# Instructions for the task
Can you arrange the lines of the entries as a numbered list, starting with the first line and going on through the line with "- cars-data-label-dollar: -$104: [381, 148, 399, 155]", and drop any blank lines?

# Supplied material
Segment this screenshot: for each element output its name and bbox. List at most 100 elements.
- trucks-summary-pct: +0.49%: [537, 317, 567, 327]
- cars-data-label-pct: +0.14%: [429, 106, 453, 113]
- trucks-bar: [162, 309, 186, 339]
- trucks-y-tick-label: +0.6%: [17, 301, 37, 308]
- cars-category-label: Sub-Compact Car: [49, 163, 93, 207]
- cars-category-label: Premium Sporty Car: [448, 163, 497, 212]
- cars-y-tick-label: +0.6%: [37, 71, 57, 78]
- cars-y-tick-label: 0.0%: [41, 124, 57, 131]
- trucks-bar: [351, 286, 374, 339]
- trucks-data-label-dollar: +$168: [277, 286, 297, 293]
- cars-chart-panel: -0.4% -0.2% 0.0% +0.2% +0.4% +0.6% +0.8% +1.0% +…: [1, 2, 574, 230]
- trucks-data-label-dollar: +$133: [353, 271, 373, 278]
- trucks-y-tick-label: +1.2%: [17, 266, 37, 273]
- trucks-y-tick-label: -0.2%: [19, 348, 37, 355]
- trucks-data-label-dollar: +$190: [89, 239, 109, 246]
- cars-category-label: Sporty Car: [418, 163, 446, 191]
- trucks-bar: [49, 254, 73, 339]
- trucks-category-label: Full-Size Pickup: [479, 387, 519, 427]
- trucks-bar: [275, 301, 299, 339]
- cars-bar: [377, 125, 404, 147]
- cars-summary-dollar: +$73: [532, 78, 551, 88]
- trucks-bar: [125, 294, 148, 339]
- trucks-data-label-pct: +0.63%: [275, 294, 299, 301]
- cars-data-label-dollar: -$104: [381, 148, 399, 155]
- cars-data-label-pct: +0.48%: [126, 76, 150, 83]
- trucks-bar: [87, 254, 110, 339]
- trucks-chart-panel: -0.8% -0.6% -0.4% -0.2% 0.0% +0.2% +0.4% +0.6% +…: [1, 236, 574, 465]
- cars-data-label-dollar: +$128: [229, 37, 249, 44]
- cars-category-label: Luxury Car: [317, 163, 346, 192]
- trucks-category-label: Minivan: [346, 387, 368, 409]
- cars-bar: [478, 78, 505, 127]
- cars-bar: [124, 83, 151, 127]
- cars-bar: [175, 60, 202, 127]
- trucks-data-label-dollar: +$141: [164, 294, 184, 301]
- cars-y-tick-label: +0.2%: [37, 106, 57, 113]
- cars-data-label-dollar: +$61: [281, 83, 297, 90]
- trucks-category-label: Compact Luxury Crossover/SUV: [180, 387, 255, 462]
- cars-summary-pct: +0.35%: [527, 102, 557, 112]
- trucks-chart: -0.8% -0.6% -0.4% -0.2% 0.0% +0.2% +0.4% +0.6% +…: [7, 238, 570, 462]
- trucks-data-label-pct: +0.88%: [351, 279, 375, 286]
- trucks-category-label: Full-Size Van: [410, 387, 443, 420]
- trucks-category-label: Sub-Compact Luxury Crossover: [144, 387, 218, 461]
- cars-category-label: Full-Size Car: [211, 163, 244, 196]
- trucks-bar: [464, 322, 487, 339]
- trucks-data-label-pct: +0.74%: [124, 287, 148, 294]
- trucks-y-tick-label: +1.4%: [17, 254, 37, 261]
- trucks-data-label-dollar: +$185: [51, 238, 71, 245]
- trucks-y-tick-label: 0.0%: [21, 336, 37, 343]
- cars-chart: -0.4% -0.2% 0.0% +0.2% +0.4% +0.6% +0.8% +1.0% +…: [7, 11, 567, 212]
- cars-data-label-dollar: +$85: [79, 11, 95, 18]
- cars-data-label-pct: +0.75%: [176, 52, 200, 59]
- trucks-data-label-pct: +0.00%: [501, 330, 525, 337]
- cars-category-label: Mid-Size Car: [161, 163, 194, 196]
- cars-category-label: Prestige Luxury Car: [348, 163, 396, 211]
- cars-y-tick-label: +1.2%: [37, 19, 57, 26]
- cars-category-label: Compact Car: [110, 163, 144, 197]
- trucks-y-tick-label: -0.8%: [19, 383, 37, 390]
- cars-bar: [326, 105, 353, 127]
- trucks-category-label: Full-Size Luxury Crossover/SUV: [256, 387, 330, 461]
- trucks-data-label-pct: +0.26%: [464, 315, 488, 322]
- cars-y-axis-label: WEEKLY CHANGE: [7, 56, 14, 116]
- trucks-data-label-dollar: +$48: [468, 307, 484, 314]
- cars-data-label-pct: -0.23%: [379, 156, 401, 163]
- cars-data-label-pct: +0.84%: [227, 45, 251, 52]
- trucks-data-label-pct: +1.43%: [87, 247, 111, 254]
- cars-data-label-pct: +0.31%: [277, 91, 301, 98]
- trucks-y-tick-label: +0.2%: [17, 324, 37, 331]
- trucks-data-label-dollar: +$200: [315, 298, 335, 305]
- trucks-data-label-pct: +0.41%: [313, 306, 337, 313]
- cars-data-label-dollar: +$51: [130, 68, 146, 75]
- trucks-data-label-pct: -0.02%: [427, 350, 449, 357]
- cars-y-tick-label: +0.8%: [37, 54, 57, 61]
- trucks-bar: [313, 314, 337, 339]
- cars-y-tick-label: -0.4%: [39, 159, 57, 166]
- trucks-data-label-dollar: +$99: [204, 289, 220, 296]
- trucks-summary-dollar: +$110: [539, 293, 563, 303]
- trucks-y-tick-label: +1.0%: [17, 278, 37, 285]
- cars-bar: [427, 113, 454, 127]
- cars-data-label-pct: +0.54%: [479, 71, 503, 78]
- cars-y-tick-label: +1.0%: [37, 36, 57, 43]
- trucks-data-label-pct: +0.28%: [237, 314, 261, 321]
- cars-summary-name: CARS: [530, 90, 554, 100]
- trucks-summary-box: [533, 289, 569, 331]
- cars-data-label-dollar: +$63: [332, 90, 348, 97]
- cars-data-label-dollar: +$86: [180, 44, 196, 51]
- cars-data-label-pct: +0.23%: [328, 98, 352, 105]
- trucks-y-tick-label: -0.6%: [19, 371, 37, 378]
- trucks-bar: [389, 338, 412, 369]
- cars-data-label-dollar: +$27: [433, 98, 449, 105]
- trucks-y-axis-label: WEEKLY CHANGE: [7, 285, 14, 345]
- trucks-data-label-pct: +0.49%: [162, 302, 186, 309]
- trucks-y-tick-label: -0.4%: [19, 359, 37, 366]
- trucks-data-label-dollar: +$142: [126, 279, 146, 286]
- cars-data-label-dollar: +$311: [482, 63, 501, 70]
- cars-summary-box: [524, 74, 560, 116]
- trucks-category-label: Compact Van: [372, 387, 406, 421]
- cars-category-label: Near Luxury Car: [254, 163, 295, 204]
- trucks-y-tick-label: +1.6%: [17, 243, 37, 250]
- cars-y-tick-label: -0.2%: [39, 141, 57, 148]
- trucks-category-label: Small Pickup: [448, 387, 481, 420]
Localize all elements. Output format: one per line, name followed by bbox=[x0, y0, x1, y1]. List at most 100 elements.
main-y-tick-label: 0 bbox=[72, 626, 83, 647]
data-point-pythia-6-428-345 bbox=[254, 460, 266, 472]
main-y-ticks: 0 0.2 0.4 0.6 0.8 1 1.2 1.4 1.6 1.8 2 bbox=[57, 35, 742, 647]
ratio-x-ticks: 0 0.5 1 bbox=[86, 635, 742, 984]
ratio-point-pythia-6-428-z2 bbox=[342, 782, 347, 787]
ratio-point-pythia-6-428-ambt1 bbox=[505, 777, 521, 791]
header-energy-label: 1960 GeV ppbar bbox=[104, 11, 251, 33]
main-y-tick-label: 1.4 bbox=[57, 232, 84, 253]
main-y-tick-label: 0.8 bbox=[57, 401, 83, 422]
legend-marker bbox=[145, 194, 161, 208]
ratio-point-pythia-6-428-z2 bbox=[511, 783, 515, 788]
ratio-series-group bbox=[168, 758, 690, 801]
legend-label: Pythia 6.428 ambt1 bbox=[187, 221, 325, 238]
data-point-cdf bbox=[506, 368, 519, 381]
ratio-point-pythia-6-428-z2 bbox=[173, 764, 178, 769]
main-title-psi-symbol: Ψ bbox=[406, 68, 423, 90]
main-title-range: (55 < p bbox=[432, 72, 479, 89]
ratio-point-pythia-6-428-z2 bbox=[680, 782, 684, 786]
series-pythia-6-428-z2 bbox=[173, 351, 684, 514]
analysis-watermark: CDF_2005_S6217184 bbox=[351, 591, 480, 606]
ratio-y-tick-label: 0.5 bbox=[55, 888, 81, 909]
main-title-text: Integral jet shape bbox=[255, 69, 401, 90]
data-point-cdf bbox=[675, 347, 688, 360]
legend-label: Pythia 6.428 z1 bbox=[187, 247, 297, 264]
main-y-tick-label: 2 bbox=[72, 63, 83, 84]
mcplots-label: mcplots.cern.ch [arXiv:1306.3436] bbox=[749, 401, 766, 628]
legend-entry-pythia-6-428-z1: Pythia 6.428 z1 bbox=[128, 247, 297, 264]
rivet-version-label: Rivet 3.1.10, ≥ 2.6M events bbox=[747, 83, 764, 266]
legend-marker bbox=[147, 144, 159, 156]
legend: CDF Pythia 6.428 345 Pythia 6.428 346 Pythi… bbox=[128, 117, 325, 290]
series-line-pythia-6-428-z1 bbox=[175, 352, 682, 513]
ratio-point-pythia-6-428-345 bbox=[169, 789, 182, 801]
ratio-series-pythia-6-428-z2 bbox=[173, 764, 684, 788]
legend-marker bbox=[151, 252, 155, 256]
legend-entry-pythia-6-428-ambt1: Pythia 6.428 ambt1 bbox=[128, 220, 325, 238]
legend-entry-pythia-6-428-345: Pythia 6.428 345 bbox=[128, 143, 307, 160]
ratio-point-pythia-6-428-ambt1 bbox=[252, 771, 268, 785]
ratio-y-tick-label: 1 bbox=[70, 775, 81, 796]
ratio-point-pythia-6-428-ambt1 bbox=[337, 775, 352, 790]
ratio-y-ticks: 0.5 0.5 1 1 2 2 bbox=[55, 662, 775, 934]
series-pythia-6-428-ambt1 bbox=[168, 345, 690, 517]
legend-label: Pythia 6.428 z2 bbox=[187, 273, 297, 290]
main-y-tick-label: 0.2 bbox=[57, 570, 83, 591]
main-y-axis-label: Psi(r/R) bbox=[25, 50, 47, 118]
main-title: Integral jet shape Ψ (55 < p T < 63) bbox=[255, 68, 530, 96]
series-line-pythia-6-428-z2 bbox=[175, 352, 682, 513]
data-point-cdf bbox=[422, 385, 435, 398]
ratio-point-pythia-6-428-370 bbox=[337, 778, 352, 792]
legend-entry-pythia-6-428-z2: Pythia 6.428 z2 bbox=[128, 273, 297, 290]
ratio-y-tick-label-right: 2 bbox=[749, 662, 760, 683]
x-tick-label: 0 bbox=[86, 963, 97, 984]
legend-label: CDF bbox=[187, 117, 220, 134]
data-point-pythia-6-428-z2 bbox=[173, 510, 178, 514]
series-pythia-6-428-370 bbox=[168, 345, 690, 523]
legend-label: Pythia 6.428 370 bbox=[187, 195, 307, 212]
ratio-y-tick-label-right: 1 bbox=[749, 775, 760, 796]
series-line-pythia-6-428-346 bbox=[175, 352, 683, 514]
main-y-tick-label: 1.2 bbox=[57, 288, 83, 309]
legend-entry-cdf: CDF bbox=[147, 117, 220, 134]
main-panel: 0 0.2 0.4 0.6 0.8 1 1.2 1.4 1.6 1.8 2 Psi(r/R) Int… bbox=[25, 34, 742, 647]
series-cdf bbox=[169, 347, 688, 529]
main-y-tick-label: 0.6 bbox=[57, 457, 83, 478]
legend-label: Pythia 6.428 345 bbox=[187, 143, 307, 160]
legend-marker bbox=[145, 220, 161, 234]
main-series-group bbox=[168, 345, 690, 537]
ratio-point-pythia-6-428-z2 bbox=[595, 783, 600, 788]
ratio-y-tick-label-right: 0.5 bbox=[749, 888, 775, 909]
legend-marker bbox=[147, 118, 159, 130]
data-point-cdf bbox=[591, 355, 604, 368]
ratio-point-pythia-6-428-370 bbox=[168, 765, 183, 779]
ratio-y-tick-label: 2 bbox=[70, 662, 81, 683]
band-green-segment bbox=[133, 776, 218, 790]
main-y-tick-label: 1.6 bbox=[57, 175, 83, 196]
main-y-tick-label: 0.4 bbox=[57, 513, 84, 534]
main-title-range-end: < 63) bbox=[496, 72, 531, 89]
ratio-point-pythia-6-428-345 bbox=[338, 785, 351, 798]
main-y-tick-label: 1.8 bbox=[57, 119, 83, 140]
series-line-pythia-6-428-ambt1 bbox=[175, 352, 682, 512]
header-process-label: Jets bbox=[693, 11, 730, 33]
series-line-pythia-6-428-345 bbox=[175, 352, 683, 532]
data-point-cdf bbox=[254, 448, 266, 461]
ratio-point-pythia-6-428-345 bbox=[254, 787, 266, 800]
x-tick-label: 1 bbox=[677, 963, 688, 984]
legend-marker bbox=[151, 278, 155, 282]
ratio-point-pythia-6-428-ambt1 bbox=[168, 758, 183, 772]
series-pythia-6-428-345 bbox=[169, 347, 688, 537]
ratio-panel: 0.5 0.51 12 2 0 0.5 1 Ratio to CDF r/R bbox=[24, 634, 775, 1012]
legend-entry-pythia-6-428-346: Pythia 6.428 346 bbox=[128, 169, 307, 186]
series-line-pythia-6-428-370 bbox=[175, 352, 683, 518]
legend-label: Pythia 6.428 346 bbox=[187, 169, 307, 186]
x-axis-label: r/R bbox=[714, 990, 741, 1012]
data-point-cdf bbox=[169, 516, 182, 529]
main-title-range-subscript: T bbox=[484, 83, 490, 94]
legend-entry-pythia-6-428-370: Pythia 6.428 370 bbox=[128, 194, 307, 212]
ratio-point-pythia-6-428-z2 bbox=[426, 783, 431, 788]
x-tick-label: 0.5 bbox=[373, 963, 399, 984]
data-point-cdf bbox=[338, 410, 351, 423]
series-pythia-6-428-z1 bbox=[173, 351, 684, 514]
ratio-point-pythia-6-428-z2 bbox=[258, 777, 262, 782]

# Exercise response
1. Segment this screenshot: for each element output its name and bbox. List at most 100 elements.
2. - trucks-summary-pct: +0.49%: [537, 317, 567, 327]
3. - cars-data-label-pct: +0.14%: [429, 106, 453, 113]
4. - trucks-bar: [162, 309, 186, 339]
5. - trucks-y-tick-label: +0.6%: [17, 301, 37, 308]
6. - cars-category-label: Sub-Compact Car: [49, 163, 93, 207]
7. - cars-category-label: Premium Sporty Car: [448, 163, 497, 212]
8. - cars-y-tick-label: +0.6%: [37, 71, 57, 78]
9. - cars-y-tick-label: 0.0%: [41, 124, 57, 131]
10. - trucks-bar: [351, 286, 374, 339]
11. - trucks-data-label-dollar: +$168: [277, 286, 297, 293]
12. - cars-chart-panel: -0.4% -0.2% 0.0% +0.2% +0.4% +0.6% +0.8% +1.0% +…: [1, 2, 574, 230]
13. - trucks-data-label-dollar: +$133: [353, 271, 373, 278]
14. - trucks-y-tick-label: +1.2%: [17, 266, 37, 273]
15. - trucks-y-tick-label: -0.2%: [19, 348, 37, 355]
16. - trucks-data-label-dollar: +$190: [89, 239, 109, 246]
17. - cars-category-label: Sporty Car: [418, 163, 446, 191]
18. - trucks-bar: [49, 254, 73, 339]
19. - trucks-category-label: Full-Size Pickup: [479, 387, 519, 427]
20. - trucks-bar: [275, 301, 299, 339]
21. - cars-bar: [377, 125, 404, 147]
22. - cars-summary-dollar: +$73: [532, 78, 551, 88]
23. - trucks-bar: [125, 294, 148, 339]
24. - trucks-data-label-pct: +0.63%: [275, 294, 299, 301]
25. - cars-data-label-dollar: -$104: [381, 148, 399, 155]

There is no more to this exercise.